* BEGIN Records shown *

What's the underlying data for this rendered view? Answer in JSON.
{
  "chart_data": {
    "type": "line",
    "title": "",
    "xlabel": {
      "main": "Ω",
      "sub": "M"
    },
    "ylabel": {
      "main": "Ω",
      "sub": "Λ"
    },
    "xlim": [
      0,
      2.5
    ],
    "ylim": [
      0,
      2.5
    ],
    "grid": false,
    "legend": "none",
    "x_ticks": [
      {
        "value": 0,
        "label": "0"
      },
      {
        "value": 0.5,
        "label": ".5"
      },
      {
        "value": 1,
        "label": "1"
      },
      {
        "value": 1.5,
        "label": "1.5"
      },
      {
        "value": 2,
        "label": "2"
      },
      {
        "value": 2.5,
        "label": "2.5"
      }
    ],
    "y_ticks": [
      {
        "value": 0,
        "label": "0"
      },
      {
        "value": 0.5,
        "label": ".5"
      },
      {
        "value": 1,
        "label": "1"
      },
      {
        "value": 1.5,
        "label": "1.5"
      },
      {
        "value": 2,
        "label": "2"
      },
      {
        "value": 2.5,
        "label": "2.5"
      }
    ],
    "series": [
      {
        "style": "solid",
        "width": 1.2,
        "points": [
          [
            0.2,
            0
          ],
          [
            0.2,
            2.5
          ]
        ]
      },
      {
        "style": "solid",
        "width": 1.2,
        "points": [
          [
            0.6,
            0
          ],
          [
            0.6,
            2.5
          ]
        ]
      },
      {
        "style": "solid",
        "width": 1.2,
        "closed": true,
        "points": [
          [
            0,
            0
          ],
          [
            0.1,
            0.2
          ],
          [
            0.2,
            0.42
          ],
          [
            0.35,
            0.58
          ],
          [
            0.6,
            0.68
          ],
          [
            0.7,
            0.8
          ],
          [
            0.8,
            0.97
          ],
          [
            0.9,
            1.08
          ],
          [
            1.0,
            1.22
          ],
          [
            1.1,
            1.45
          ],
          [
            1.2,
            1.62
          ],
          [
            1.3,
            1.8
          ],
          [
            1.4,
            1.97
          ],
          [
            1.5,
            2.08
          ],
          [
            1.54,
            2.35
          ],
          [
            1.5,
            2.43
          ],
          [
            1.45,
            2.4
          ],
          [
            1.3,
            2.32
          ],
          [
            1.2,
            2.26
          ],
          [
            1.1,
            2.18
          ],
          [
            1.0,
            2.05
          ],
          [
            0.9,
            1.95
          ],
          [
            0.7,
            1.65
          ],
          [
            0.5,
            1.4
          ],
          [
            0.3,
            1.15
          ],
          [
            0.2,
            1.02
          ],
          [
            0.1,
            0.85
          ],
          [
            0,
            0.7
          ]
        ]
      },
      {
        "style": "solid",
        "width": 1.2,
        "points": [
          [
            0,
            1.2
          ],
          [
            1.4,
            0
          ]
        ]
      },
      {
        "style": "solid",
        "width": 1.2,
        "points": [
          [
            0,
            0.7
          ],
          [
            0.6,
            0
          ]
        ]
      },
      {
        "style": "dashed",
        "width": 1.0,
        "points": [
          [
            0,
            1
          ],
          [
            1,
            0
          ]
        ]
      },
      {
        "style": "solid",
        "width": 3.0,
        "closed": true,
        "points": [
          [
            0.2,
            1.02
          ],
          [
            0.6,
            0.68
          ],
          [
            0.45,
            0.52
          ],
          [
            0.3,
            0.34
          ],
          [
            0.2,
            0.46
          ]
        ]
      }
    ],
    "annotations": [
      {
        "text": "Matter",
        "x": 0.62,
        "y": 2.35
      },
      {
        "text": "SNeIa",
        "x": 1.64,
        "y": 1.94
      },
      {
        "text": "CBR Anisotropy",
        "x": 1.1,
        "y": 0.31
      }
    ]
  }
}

* END Records shown *

Task objective.
Please reproduce the entire listing, exactly as shown.

Solution to this task.
What's the underlying data for this rendered view? Answer in JSON.
{
  "chart_data": {
    "type": "line",
    "title": "",
    "xlabel": {
      "main": "Ω",
      "sub": "M"
    },
    "ylabel": {
      "main": "Ω",
      "sub": "Λ"
    },
    "xlim": [
      0,
      2.5
    ],
    "ylim": [
      0,
      2.5
    ],
    "grid": false,
    "legend": "none",
    "x_ticks": [
      {
        "value": 0,
        "label": "0"
      },
      {
        "value": 0.5,
        "label": ".5"
      },
      {
        "value": 1,
        "label": "1"
      },
      {
        "value": 1.5,
        "label": "1.5"
      },
      {
        "value": 2,
        "label": "2"
      },
      {
        "value": 2.5,
        "label": "2.5"
      }
    ],
    "y_ticks": [
      {
        "value": 0,
        "label": "0"
      },
      {
        "value": 0.5,
        "label": ".5"
      },
      {
        "value": 1,
        "label": "1"
      },
      {
        "value": 1.5,
        "label": "1.5"
      },
      {
        "value": 2,
        "label": "2"
      },
      {
        "value": 2.5,
        "label": "2.5"
      }
    ],
    "series": [
      {
        "style": "solid",
        "width": 1.2,
        "points": [
          [
            0.2,
            0
          ],
          [
            0.2,
            2.5
          ]
        ]
      },
      {
        "style": "solid",
        "width": 1.2,
        "points": [
          [
            0.6,
            0
          ],
          [
            0.6,
            2.5
          ]
        ]
      },
      {
        "style": "solid",
        "width": 1.2,
        "closed": true,
        "points": [
          [
            0,
            0
          ],
          [
            0.1,
            0.2
          ],
          [
            0.2,
            0.42
          ],
          [
            0.35,
            0.58
          ],
          [
            0.6,
            0.68
          ],
          [
            0.7,
            0.8
          ],
          [
            0.8,
            0.97
          ],
          [
            0.9,
            1.08
          ],
          [
            1.0,
            1.22
          ],
          [
            1.1,
            1.45
          ],
          [
            1.2,
            1.62
          ],
          [
            1.3,
            1.8
          ],
          [
            1.4,
            1.97
          ],
          [
            1.5,
            2.08
          ],
          [
            1.54,
            2.35
          ],
          [
            1.5,
            2.43
          ],
          [
            1.45,
            2.4
          ],
          [
            1.3,
            2.32
          ],
          [
            1.2,
            2.26
          ],
          [
            1.1,
            2.18
          ],
          [
            1.0,
            2.05
          ],
          [
            0.9,
            1.95
          ],
          [
            0.7,
            1.65
          ],
          [
            0.5,
            1.4
          ],
          [
            0.3,
            1.15
          ],
          [
            0.2,
            1.02
          ],
          [
            0.1,
            0.85
          ],
          [
            0,
            0.7
          ]
        ]
      },
      {
        "style": "solid",
        "width": 1.2,
        "points": [
          [
            0,
            1.2
          ],
          [
            1.4,
            0
          ]
        ]
      },
      {
        "style": "solid",
        "width": 1.2,
        "points": [
          [
            0,
            0.7
          ],
          [
            0.6,
            0
          ]
        ]
      },
      {
        "style": "dashed",
        "width": 1.0,
        "points": [
          [
            0,
            1
          ],
          [
            1,
            0
          ]
        ]
      },
      {
        "style": "solid",
        "width": 3.0,
        "closed": true,
        "points": [
          [
            0.2,
            1.02
          ],
          [
            0.6,
            0.68
          ],
          [
            0.45,
            0.52
          ],
          [
            0.3,
            0.34
          ],
          [
            0.2,
            0.46
          ]
        ]
      }
    ],
    "annotations": [
      {
        "text": "Matter",
        "x": 0.62,
        "y": 2.35
      },
      {
        "text": "SNeIa",
        "x": 1.64,
        "y": 1.94
      },
      {
        "text": "CBR Anisotropy",
        "x": 1.1,
        "y": 0.31
      }
    ]
  }
}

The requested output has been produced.